_Extracted records:_
====
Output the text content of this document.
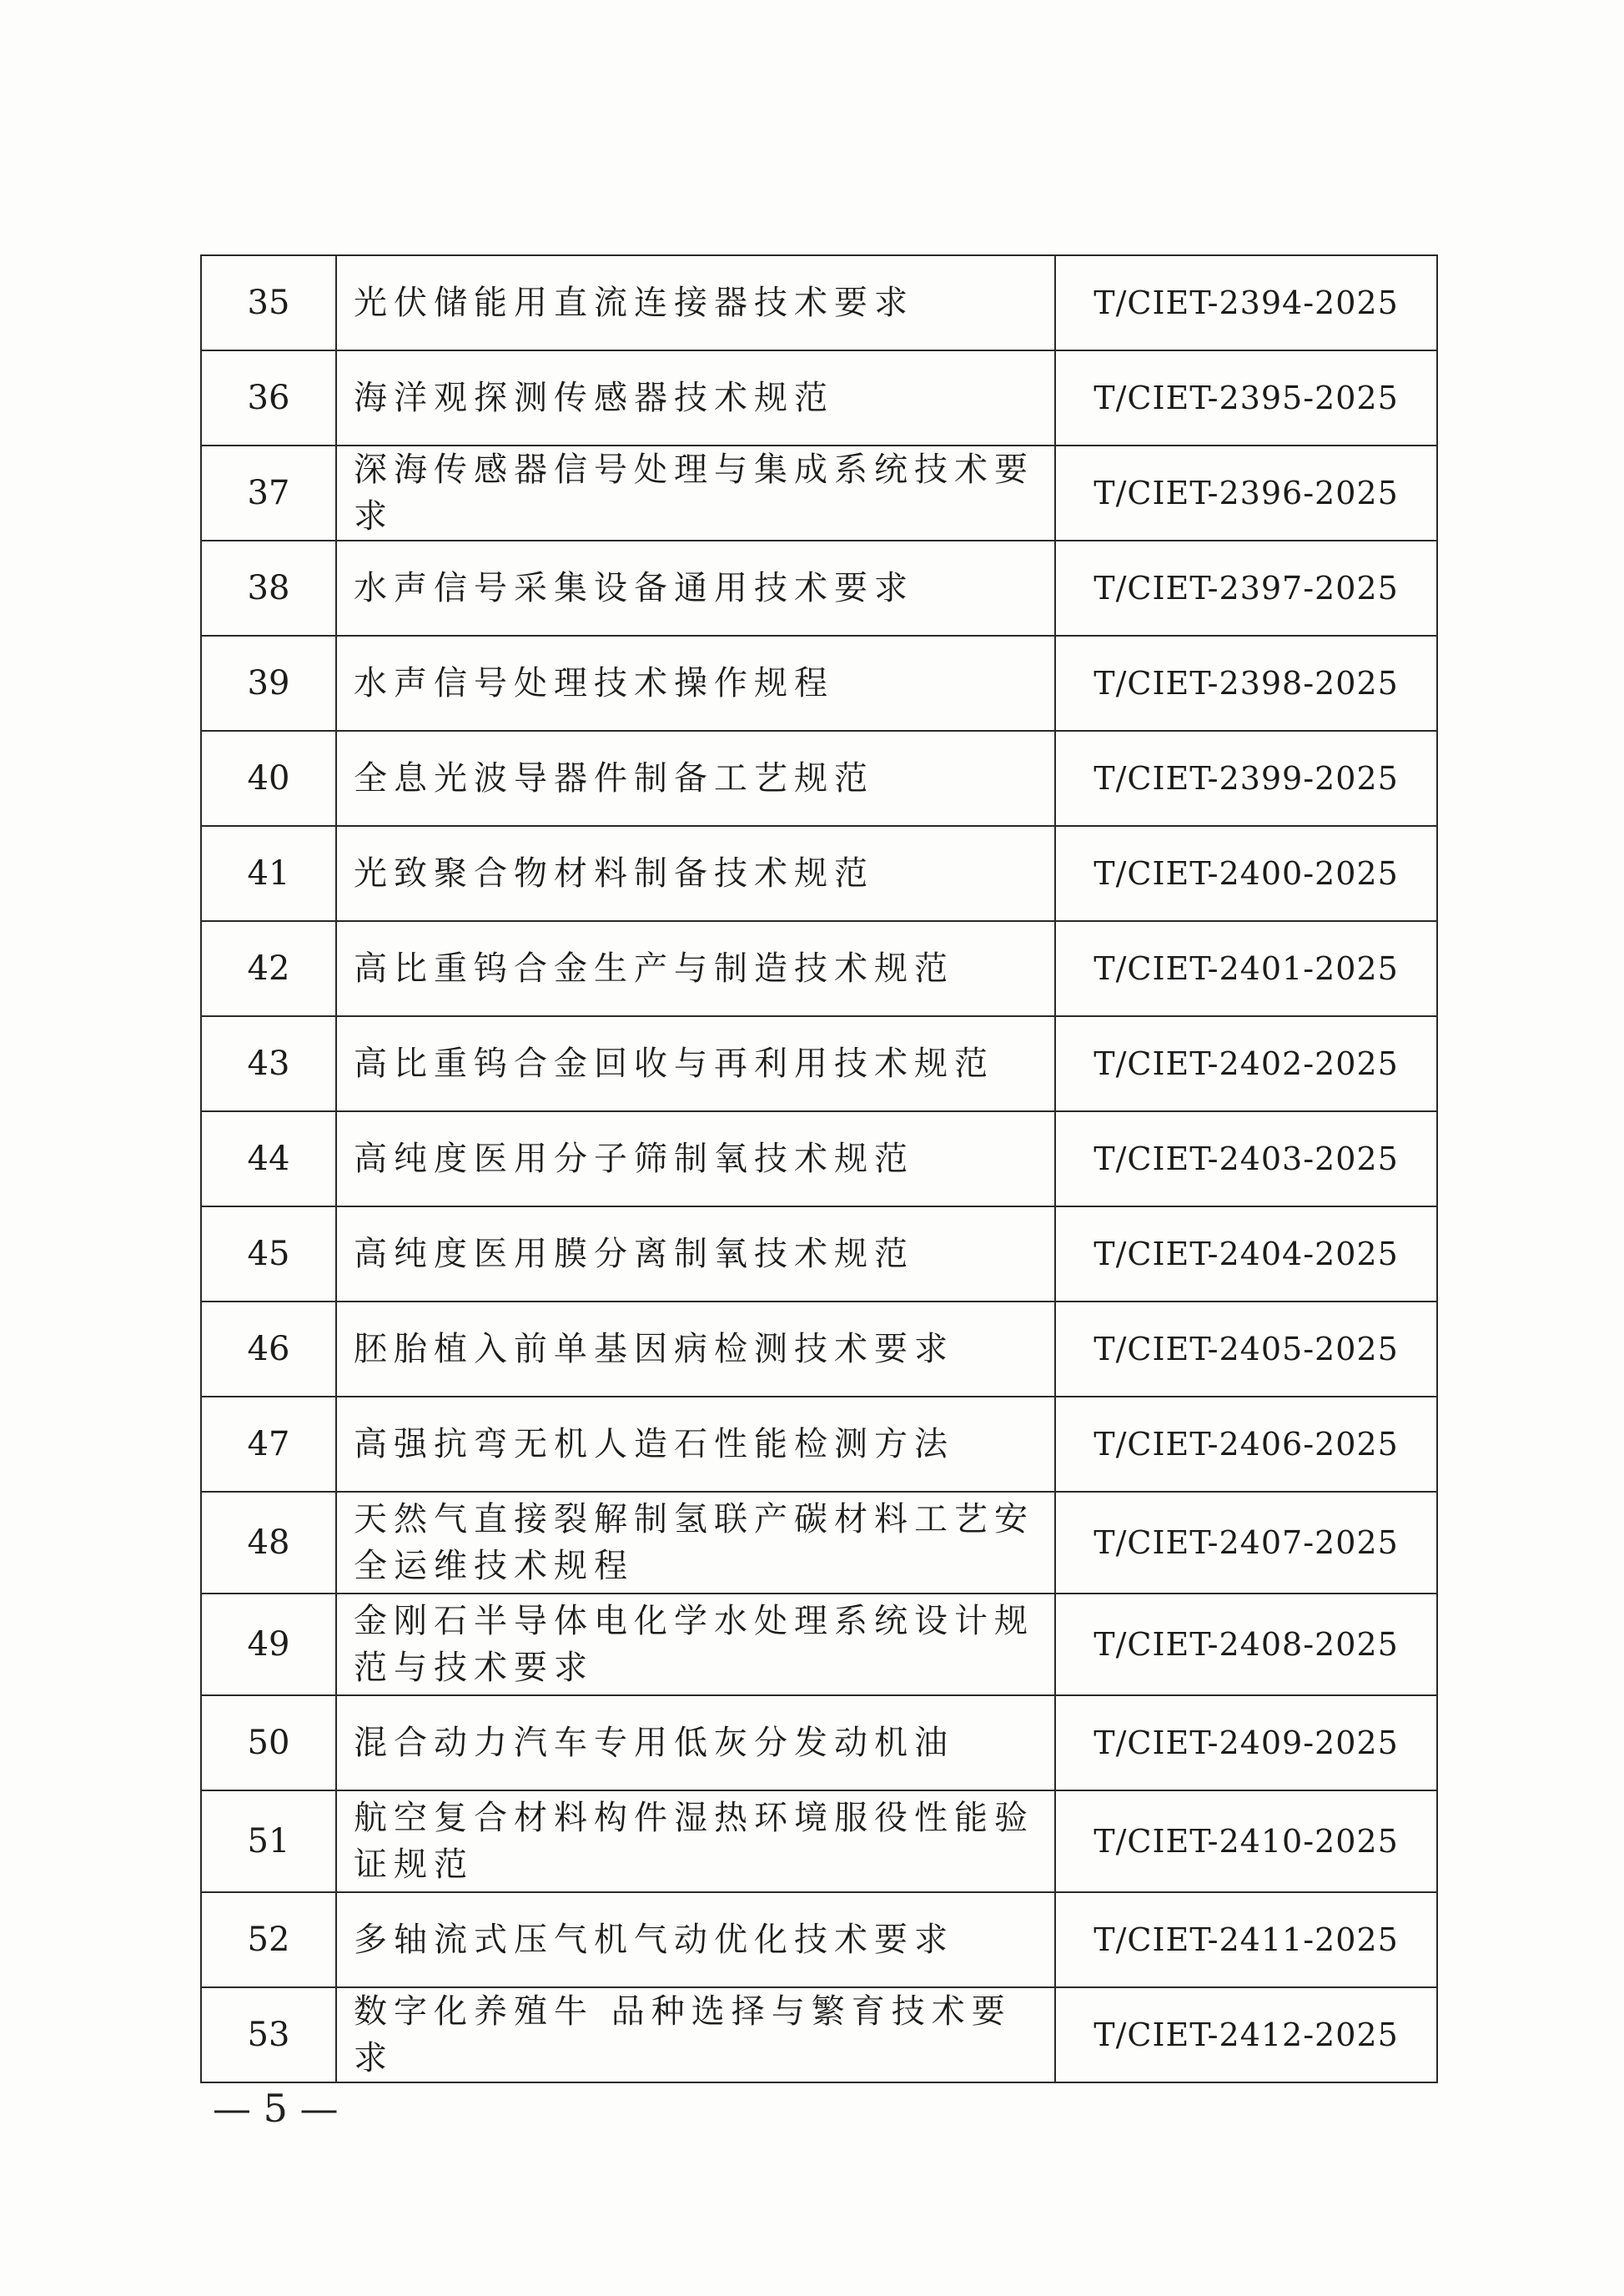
35	光伏储能用直流连接器技术要求	T/CIET-2394-2025
36	海洋观探测传感器技术规范	T/CIET-2395-2025
37	深海传感器信号处理与集成系统技术要求	T/CIET-2396-2025
38	水声信号采集设备通用技术要求	T/CIET-2397-2025
39	水声信号处理技术操作规程	T/CIET-2398-2025
40	全息光波导器件制备工艺规范	T/CIET-2399-2025
41	光致聚合物材料制备技术规范	T/CIET-2400-2025
42	高比重钨合金生产与制造技术规范	T/CIET-2401-2025
43	高比重钨合金回收与再利用技术规范	T/CIET-2402-2025
44	高纯度医用分子筛制氧技术规范	T/CIET-2403-2025
45	高纯度医用膜分离制氧技术规范	T/CIET-2404-2025
46	胚胎植入前单基因病检测技术要求	T/CIET-2405-2025
47	高强抗弯无机人造石性能检测方法	T/CIET-2406-2025
48	天然气直接裂解制氢联产碳材料工艺安全运维技术规程	T/CIET-2407-2025
49	金刚石半导体电化学水处理系统设计规范与技术要求	T/CIET-2408-2025
50	混合动力汽车专用低灰分发动机油	T/CIET-2409-2025
51	航空复合材料构件湿热环境服役性能验证规范	T/CIET-2410-2025
52	多轴流式压气机气动优化技术要求	T/CIET-2411-2025
53	数字化养殖牛 品种选择与繁育技术要求	T/CIET-2412-2025
— 5 —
====
_Task brief:_ The records above must be transcribed exactly. Pictures are left out of the copy.

_Result of this task:_
Output the text content of this document.
35	光伏储能用直流连接器技术要求	T/CIET-2394-2025
36	海洋观探测传感器技术规范	T/CIET-2395-2025
37	深海传感器信号处理与集成系统技术要求	T/CIET-2396-2025
38	水声信号采集设备通用技术要求	T/CIET-2397-2025
39	水声信号处理技术操作规程	T/CIET-2398-2025
40	全息光波导器件制备工艺规范	T/CIET-2399-2025
41	光致聚合物材料制备技术规范	T/CIET-2400-2025
42	高比重钨合金生产与制造技术规范	T/CIET-2401-2025
43	高比重钨合金回收与再利用技术规范	T/CIET-2402-2025
44	高纯度医用分子筛制氧技术规范	T/CIET-2403-2025
45	高纯度医用膜分离制氧技术规范	T/CIET-2404-2025
46	胚胎植入前单基因病检测技术要求	T/CIET-2405-2025
47	高强抗弯无机人造石性能检测方法	T/CIET-2406-2025
48	天然气直接裂解制氢联产碳材料工艺安全运维技术规程	T/CIET-2407-2025
49	金刚石半导体电化学水处理系统设计规范与技术要求	T/CIET-2408-2025
50	混合动力汽车专用低灰分发动机油	T/CIET-2409-2025
51	航空复合材料构件湿热环境服役性能验证规范	T/CIET-2410-2025
52	多轴流式压气机气动优化技术要求	T/CIET-2411-2025
53	数字化养殖牛 品种选择与繁育技术要求	T/CIET-2412-2025
— 5 —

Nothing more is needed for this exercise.